BEGIN ENTRIES SUPPLIED

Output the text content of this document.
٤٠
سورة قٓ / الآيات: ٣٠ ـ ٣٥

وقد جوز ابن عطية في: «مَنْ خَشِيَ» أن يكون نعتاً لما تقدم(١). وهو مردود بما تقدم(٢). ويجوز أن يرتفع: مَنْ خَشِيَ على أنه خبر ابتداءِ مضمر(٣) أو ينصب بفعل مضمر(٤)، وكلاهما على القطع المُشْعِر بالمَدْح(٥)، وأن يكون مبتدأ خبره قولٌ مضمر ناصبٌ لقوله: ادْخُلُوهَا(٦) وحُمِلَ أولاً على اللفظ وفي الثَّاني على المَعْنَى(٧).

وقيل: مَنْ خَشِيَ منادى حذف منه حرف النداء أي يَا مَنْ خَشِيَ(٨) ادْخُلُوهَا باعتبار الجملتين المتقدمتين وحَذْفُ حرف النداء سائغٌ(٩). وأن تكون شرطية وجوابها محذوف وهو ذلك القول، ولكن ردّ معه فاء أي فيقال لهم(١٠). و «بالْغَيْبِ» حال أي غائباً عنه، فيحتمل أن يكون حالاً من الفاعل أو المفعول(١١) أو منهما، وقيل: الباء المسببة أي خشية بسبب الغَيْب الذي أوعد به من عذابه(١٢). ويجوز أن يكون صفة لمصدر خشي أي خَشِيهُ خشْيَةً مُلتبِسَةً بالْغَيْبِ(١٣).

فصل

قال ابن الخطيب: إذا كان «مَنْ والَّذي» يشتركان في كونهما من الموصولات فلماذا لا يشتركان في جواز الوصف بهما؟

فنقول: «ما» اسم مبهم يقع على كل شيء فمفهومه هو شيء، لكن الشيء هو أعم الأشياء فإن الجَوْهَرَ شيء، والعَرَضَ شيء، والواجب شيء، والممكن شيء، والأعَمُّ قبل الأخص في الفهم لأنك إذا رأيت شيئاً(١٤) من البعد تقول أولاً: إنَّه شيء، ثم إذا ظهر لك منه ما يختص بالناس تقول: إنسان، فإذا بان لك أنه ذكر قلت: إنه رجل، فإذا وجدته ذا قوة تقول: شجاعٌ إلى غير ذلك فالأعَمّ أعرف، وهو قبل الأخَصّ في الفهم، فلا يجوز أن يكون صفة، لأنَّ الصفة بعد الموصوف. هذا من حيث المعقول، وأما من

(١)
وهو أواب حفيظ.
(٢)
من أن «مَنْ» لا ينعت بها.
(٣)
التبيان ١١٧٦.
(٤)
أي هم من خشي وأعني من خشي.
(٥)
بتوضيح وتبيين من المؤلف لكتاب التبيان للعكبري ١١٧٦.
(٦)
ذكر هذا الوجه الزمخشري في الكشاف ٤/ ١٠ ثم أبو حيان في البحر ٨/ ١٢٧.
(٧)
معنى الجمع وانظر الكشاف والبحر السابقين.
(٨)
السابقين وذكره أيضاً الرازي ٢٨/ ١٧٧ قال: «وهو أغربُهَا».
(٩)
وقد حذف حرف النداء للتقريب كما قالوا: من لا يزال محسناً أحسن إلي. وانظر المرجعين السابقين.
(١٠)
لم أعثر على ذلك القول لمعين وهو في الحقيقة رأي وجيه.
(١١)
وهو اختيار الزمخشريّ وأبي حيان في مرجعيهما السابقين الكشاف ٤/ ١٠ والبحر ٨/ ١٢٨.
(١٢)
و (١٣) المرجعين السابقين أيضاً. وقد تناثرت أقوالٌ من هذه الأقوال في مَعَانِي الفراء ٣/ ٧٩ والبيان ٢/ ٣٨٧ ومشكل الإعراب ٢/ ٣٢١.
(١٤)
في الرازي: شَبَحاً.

END ENTRIES SUPPLIED

_TASK INSTRUCTIONS_
Extract the listing in its entirety and repeat it exactly.

_SOLUTION BELOW_
Output the text content of this document.
٤٠
سورة قٓ / الآيات: ٣٠ ـ ٣٥

وقد جوز ابن عطية في: «مَنْ خَشِيَ» أن يكون نعتاً لما تقدم(١). وهو مردود بما تقدم(٢). ويجوز أن يرتفع: مَنْ خَشِيَ على أنه خبر ابتداءِ مضمر(٣) أو ينصب بفعل مضمر(٤)، وكلاهما على القطع المُشْعِر بالمَدْح(٥)، وأن يكون مبتدأ خبره قولٌ مضمر ناصبٌ لقوله: ادْخُلُوهَا(٦) وحُمِلَ أولاً على اللفظ وفي الثَّاني على المَعْنَى(٧).

وقيل: مَنْ خَشِيَ منادى حذف منه حرف النداء أي يَا مَنْ خَشِيَ(٨) ادْخُلُوهَا باعتبار الجملتين المتقدمتين وحَذْفُ حرف النداء سائغٌ(٩). وأن تكون شرطية وجوابها محذوف وهو ذلك القول، ولكن ردّ معه فاء أي فيقال لهم(١٠). و «بالْغَيْبِ» حال أي غائباً عنه، فيحتمل أن يكون حالاً من الفاعل أو المفعول(١١) أو منهما، وقيل: الباء المسببة أي خشية بسبب الغَيْب الذي أوعد به من عذابه(١٢). ويجوز أن يكون صفة لمصدر خشي أي خَشِيهُ خشْيَةً مُلتبِسَةً بالْغَيْبِ(١٣).

فصل

قال ابن الخطيب: إذا كان «مَنْ والَّذي» يشتركان في كونهما من الموصولات فلماذا لا يشتركان في جواز الوصف بهما؟

فنقول: «ما» اسم مبهم يقع على كل شيء فمفهومه هو شيء، لكن الشيء هو أعم الأشياء فإن الجَوْهَرَ شيء، والعَرَضَ شيء، والواجب شيء، والممكن شيء، والأعَمُّ قبل الأخص في الفهم لأنك إذا رأيت شيئاً(١٤) من البعد تقول أولاً: إنَّه شيء، ثم إذا ظهر لك منه ما يختص بالناس تقول: إنسان، فإذا بان لك أنه ذكر قلت: إنه رجل، فإذا وجدته ذا قوة تقول: شجاعٌ إلى غير ذلك فالأعَمّ أعرف، وهو قبل الأخَصّ في الفهم، فلا يجوز أن يكون صفة، لأنَّ الصفة بعد الموصوف. هذا من حيث المعقول، وأما من

(١)
وهو أواب حفيظ.
(٢)
من أن «مَنْ» لا ينعت بها.
(٣)
التبيان ١١٧٦.
(٤)
أي هم من خشي وأعني من خشي.
(٥)
بتوضيح وتبيين من المؤلف لكتاب التبيان للعكبري ١١٧٦.
(٦)
ذكر هذا الوجه الزمخشري في الكشاف ٤/ ١٠ ثم أبو حيان في البحر ٨/ ١٢٧.
(٧)
معنى الجمع وانظر الكشاف والبحر السابقين.
(٨)
السابقين وذكره أيضاً الرازي ٢٨/ ١٧٧ قال: «وهو أغربُهَا».
(٩)
وقد حذف حرف النداء للتقريب كما قالوا: من لا يزال محسناً أحسن إلي. وانظر المرجعين السابقين.
(١٠)
لم أعثر على ذلك القول لمعين وهو في الحقيقة رأي وجيه.
(١١)
وهو اختيار الزمخشريّ وأبي حيان في مرجعيهما السابقين الكشاف ٤/ ١٠ والبحر ٨/ ١٢٨.
(١٢)
و (١٣) المرجعين السابقين أيضاً. وقد تناثرت أقوالٌ من هذه الأقوال في مَعَانِي الفراء ٣/ ٧٩ والبيان ٢/ ٣٨٧ ومشكل الإعراب ٢/ ٣٢١.
(١٤)
في الرازي: شَبَحاً.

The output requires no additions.